(Records that describe figures)
# # # #

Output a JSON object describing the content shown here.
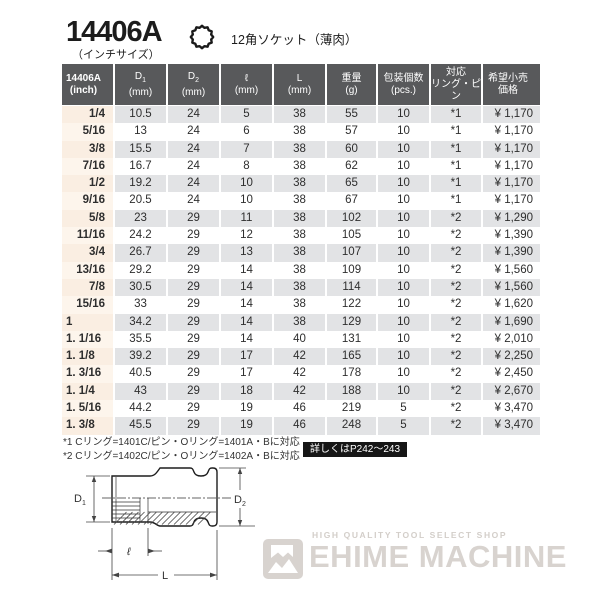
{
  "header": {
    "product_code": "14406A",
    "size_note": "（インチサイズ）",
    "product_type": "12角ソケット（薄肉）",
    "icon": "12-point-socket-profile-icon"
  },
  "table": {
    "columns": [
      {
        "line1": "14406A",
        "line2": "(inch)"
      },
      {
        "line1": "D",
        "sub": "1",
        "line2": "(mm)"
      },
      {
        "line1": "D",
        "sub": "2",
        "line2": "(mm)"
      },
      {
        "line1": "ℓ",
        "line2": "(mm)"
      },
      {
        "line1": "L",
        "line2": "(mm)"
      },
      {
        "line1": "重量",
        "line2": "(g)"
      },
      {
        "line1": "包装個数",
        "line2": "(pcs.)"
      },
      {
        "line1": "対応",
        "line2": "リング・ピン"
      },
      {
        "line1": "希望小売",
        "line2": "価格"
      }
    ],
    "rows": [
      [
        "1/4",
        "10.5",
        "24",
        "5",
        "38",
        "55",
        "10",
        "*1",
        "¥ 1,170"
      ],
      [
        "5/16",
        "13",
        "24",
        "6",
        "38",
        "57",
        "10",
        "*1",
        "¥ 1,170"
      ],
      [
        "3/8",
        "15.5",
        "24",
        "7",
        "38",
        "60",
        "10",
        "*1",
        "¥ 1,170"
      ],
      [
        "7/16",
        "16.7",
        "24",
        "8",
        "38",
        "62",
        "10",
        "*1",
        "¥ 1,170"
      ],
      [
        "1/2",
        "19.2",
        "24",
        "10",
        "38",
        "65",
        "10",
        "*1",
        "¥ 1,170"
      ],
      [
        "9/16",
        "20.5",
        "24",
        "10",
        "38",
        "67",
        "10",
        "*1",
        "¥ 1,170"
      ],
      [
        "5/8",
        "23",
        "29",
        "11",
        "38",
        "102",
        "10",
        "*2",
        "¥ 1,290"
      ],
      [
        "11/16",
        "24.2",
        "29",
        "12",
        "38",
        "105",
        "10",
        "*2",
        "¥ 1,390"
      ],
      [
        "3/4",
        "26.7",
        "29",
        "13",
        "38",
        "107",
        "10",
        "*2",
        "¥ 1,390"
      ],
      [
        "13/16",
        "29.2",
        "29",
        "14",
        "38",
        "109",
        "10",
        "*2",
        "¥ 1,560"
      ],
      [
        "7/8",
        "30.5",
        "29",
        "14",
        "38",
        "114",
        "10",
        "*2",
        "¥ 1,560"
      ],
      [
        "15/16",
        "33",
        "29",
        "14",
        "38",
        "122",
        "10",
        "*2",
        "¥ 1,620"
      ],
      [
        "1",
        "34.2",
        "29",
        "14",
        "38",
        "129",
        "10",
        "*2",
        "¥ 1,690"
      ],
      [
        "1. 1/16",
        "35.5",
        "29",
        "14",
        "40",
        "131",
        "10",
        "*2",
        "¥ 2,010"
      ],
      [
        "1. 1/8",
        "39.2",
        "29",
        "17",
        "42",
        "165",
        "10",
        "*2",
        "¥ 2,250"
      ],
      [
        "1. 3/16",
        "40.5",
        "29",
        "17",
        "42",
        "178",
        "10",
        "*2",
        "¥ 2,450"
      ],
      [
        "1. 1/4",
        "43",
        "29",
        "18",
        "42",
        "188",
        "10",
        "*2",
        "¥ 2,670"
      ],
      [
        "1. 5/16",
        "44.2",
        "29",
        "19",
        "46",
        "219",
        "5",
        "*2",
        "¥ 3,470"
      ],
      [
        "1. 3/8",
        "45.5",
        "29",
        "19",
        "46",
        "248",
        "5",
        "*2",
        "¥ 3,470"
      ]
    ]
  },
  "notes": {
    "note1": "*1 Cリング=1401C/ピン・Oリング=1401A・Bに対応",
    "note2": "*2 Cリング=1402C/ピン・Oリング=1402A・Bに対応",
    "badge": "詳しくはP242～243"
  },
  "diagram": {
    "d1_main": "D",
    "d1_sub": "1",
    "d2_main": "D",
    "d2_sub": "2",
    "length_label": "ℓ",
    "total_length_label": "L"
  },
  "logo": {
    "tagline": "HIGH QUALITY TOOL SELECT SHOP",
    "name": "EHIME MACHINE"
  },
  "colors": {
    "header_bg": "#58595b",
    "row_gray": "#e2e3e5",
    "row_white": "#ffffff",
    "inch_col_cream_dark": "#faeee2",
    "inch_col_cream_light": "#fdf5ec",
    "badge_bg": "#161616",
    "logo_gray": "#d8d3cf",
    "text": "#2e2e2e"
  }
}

# # # #

AIM OF THE TASK:
Retype the entries word for word. Omit any images.

RESULT OF THIS TASK:
Output a JSON object describing the content shown here.
{
  "header": {
    "product_code": "14406A",
    "size_note": "（インチサイズ）",
    "product_type": "12角ソケット（薄肉）",
    "icon": "12-point-socket-profile-icon"
  },
  "table": {
    "columns": [
      {
        "line1": "14406A",
        "line2": "(inch)"
      },
      {
        "line1": "D",
        "sub": "1",
        "line2": "(mm)"
      },
      {
        "line1": "D",
        "sub": "2",
        "line2": "(mm)"
      },
      {
        "line1": "ℓ",
        "line2": "(mm)"
      },
      {
        "line1": "L",
        "line2": "(mm)"
      },
      {
        "line1": "重量",
        "line2": "(g)"
      },
      {
        "line1": "包装個数",
        "line2": "(pcs.)"
      },
      {
        "line1": "対応",
        "line2": "リング・ピン"
      },
      {
        "line1": "希望小売",
        "line2": "価格"
      }
    ],
    "rows": [
      [
        "1/4",
        "10.5",
        "24",
        "5",
        "38",
        "55",
        "10",
        "*1",
        "¥ 1,170"
      ],
      [
        "5/16",
        "13",
        "24",
        "6",
        "38",
        "57",
        "10",
        "*1",
        "¥ 1,170"
      ],
      [
        "3/8",
        "15.5",
        "24",
        "7",
        "38",
        "60",
        "10",
        "*1",
        "¥ 1,170"
      ],
      [
        "7/16",
        "16.7",
        "24",
        "8",
        "38",
        "62",
        "10",
        "*1",
        "¥ 1,170"
      ],
      [
        "1/2",
        "19.2",
        "24",
        "10",
        "38",
        "65",
        "10",
        "*1",
        "¥ 1,170"
      ],
      [
        "9/16",
        "20.5",
        "24",
        "10",
        "38",
        "67",
        "10",
        "*1",
        "¥ 1,170"
      ],
      [
        "5/8",
        "23",
        "29",
        "11",
        "38",
        "102",
        "10",
        "*2",
        "¥ 1,290"
      ],
      [
        "11/16",
        "24.2",
        "29",
        "12",
        "38",
        "105",
        "10",
        "*2",
        "¥ 1,390"
      ],
      [
        "3/4",
        "26.7",
        "29",
        "13",
        "38",
        "107",
        "10",
        "*2",
        "¥ 1,390"
      ],
      [
        "13/16",
        "29.2",
        "29",
        "14",
        "38",
        "109",
        "10",
        "*2",
        "¥ 1,560"
      ],
      [
        "7/8",
        "30.5",
        "29",
        "14",
        "38",
        "114",
        "10",
        "*2",
        "¥ 1,560"
      ],
      [
        "15/16",
        "33",
        "29",
        "14",
        "38",
        "122",
        "10",
        "*2",
        "¥ 1,620"
      ],
      [
        "1",
        "34.2",
        "29",
        "14",
        "38",
        "129",
        "10",
        "*2",
        "¥ 1,690"
      ],
      [
        "1. 1/16",
        "35.5",
        "29",
        "14",
        "40",
        "131",
        "10",
        "*2",
        "¥ 2,010"
      ],
      [
        "1. 1/8",
        "39.2",
        "29",
        "17",
        "42",
        "165",
        "10",
        "*2",
        "¥ 2,250"
      ],
      [
        "1. 3/16",
        "40.5",
        "29",
        "17",
        "42",
        "178",
        "10",
        "*2",
        "¥ 2,450"
      ],
      [
        "1. 1/4",
        "43",
        "29",
        "18",
        "42",
        "188",
        "10",
        "*2",
        "¥ 2,670"
      ],
      [
        "1. 5/16",
        "44.2",
        "29",
        "19",
        "46",
        "219",
        "5",
        "*2",
        "¥ 3,470"
      ],
      [
        "1. 3/8",
        "45.5",
        "29",
        "19",
        "46",
        "248",
        "5",
        "*2",
        "¥ 3,470"
      ]
    ]
  },
  "notes": {
    "note1": "*1 Cリング=1401C/ピン・Oリング=1401A・Bに対応",
    "note2": "*2 Cリング=1402C/ピン・Oリング=1402A・Bに対応",
    "badge": "詳しくはP242～243"
  },
  "diagram": {
    "d1_main": "D",
    "d1_sub": "1",
    "d2_main": "D",
    "d2_sub": "2",
    "length_label": "ℓ",
    "total_length_label": "L"
  },
  "logo": {
    "tagline": "HIGH QUALITY TOOL SELECT SHOP",
    "name": "EHIME MACHINE"
  },
  "colors": {
    "header_bg": "#58595b",
    "row_gray": "#e2e3e5",
    "row_white": "#ffffff",
    "inch_col_cream_dark": "#faeee2",
    "inch_col_cream_light": "#fdf5ec",
    "badge_bg": "#161616",
    "logo_gray": "#d8d3cf",
    "text": "#2e2e2e"
  }
}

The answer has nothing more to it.